*Exercise details:*
Return every entry exactly.

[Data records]
┄┄┄┄┄┄
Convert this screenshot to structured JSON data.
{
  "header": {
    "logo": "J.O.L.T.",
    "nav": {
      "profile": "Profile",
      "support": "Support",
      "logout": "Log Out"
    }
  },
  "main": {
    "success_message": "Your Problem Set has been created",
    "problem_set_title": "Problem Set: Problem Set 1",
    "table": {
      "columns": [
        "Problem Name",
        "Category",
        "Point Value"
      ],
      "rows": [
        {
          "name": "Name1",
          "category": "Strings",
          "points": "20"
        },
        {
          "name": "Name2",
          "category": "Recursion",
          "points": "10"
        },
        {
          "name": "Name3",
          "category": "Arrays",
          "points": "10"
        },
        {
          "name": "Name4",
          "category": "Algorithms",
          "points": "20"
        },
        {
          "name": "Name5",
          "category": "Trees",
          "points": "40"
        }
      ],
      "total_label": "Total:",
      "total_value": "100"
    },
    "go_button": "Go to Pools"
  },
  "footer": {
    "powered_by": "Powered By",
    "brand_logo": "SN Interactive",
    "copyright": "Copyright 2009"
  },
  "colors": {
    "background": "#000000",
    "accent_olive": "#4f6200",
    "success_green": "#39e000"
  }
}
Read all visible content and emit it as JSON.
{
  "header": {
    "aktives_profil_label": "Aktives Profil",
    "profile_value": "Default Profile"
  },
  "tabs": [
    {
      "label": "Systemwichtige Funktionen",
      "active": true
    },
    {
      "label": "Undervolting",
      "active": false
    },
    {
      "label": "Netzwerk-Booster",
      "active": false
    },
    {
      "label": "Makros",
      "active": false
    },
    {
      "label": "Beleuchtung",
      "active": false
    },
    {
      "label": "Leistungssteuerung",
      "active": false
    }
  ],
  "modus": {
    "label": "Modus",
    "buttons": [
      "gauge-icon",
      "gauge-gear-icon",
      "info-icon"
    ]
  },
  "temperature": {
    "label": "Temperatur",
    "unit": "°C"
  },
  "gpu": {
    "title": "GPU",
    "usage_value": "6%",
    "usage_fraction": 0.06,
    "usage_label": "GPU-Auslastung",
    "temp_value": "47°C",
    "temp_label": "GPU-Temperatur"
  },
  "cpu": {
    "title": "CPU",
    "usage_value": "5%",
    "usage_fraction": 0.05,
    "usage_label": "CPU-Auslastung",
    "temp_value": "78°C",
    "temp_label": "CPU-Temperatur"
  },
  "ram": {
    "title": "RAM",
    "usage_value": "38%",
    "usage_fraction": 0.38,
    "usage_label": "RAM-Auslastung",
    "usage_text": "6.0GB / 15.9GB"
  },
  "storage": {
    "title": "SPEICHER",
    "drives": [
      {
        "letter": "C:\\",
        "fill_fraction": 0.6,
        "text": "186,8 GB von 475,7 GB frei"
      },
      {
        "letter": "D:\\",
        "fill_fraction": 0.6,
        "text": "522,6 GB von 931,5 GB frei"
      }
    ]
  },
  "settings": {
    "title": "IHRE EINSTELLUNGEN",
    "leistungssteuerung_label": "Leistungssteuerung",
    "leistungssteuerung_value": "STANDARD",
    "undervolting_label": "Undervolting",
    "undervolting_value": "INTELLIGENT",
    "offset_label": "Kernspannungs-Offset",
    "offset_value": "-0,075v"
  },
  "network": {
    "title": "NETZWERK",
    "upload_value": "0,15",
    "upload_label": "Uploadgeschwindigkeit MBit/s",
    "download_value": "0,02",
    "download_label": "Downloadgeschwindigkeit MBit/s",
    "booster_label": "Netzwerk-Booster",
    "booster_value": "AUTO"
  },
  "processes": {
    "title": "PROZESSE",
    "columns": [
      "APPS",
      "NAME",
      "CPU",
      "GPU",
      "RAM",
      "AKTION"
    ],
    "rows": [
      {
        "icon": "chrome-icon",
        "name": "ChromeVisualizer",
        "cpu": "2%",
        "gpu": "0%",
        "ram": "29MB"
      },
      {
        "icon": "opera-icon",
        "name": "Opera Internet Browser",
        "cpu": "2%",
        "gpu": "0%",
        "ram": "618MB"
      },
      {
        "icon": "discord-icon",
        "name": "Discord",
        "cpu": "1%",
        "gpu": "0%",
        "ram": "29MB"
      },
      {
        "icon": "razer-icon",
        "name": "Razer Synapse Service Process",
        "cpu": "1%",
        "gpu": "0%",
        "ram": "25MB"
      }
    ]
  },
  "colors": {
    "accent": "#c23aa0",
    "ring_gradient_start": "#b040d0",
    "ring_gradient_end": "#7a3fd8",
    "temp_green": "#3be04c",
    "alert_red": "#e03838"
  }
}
┄┄┄┄┄┄
*Result for this task:*
Convert this screenshot to structured JSON data.
{
  "header": {
    "logo": "J.O.L.T.",
    "nav": {
      "profile": "Profile",
      "support": "Support",
      "logout": "Log Out"
    }
  },
  "main": {
    "success_message": "Your Problem Set has been created",
    "problem_set_title": "Problem Set: Problem Set 1",
    "table": {
      "columns": [
        "Problem Name",
        "Category",
        "Point Value"
      ],
      "rows": [
        {
          "name": "Name1",
          "category": "Strings",
          "points": "20"
        },
        {
          "name": "Name2",
          "category": "Recursion",
          "points": "10"
        },
        {
          "name": "Name3",
          "category": "Arrays",
          "points": "10"
        },
        {
          "name": "Name4",
          "category": "Algorithms",
          "points": "20"
        },
        {
          "name": "Name5",
          "category": "Trees",
          "points": "40"
        }
      ],
      "total_label": "Total:",
      "total_value": "100"
    },
    "go_button": "Go to Pools"
  },
  "footer": {
    "powered_by": "Powered By",
    "brand_logo": "SN Interactive",
    "copyright": "Copyright 2009"
  },
  "colors": {
    "background": "#000000",
    "accent_olive": "#4f6200",
    "success_green": "#39e000"
  }
}
Read all visible content and emit it as JSON.
{
  "header": {
    "aktives_profil_label": "Aktives Profil",
    "profile_value": "Default Profile"
  },
  "tabs": [
    {
      "label": "Systemwichtige Funktionen",
      "active": true
    },
    {
      "label": "Undervolting",
      "active": false
    },
    {
      "label": "Netzwerk-Booster",
      "active": false
    },
    {
      "label": "Makros",
      "active": false
    },
    {
      "label": "Beleuchtung",
      "active": false
    },
    {
      "label": "Leistungssteuerung",
      "active": false
    }
  ],
  "modus": {
    "label": "Modus",
    "buttons": [
      "gauge-icon",
      "gauge-gear-icon",
      "info-icon"
    ]
  },
  "temperature": {
    "label": "Temperatur",
    "unit": "°C"
  },
  "gpu": {
    "title": "GPU",
    "usage_value": "6%",
    "usage_fraction": 0.06,
    "usage_label": "GPU-Auslastung",
    "temp_value": "47°C",
    "temp_label": "GPU-Temperatur"
  },
  "cpu": {
    "title": "CPU",
    "usage_value": "5%",
    "usage_fraction": 0.05,
    "usage_label": "CPU-Auslastung",
    "temp_value": "78°C",
    "temp_label": "CPU-Temperatur"
  },
  "ram": {
    "title": "RAM",
    "usage_value": "38%",
    "usage_fraction": 0.38,
    "usage_label": "RAM-Auslastung",
    "usage_text": "6.0GB / 15.9GB"
  },
  "storage": {
    "title": "SPEICHER",
    "drives": [
      {
        "letter": "C:\\",
        "fill_fraction": 0.6,
        "text": "186,8 GB von 475,7 GB frei"
      },
      {
        "letter": "D:\\",
        "fill_fraction": 0.6,
        "text": "522,6 GB von 931,5 GB frei"
      }
    ]
  },
  "settings": {
    "title": "IHRE EINSTELLUNGEN",
    "leistungssteuerung_label": "Leistungssteuerung",
    "leistungssteuerung_value": "STANDARD",
    "undervolting_label": "Undervolting",
    "undervolting_value": "INTELLIGENT",
    "offset_label": "Kernspannungs-Offset",
    "offset_value": "-0,075v"
  },
  "network": {
    "title": "NETZWERK",
    "upload_value": "0,15",
    "upload_label": "Uploadgeschwindigkeit MBit/s",
    "download_value": "0,02",
    "download_label": "Downloadgeschwindigkeit MBit/s",
    "booster_label": "Netzwerk-Booster",
    "booster_value": "AUTO"
  },
  "processes": {
    "title": "PROZESSE",
    "columns": [
      "APPS",
      "NAME",
      "CPU",
      "GPU",
      "RAM",
      "AKTION"
    ],
    "rows": [
      {
        "icon": "chrome-icon",
        "name": "ChromeVisualizer",
        "cpu": "2%",
        "gpu": "0%",
        "ram": "29MB"
      },
      {
        "icon": "opera-icon",
        "name": "Opera Internet Browser",
        "cpu": "2%",
        "gpu": "0%",
        "ram": "618MB"
      },
      {
        "icon": "discord-icon",
        "name": "Discord",
        "cpu": "1%",
        "gpu": "0%",
        "ram": "29MB"
      },
      {
        "icon": "razer-icon",
        "name": "Razer Synapse Service Process",
        "cpu": "1%",
        "gpu": "0%",
        "ram": "25MB"
      }
    ]
  },
  "colors": {
    "accent": "#c23aa0",
    "ring_gradient_start": "#b040d0",
    "ring_gradient_end": "#7a3fd8",
    "temp_green": "#3be04c",
    "alert_red": "#e03838"
  }
}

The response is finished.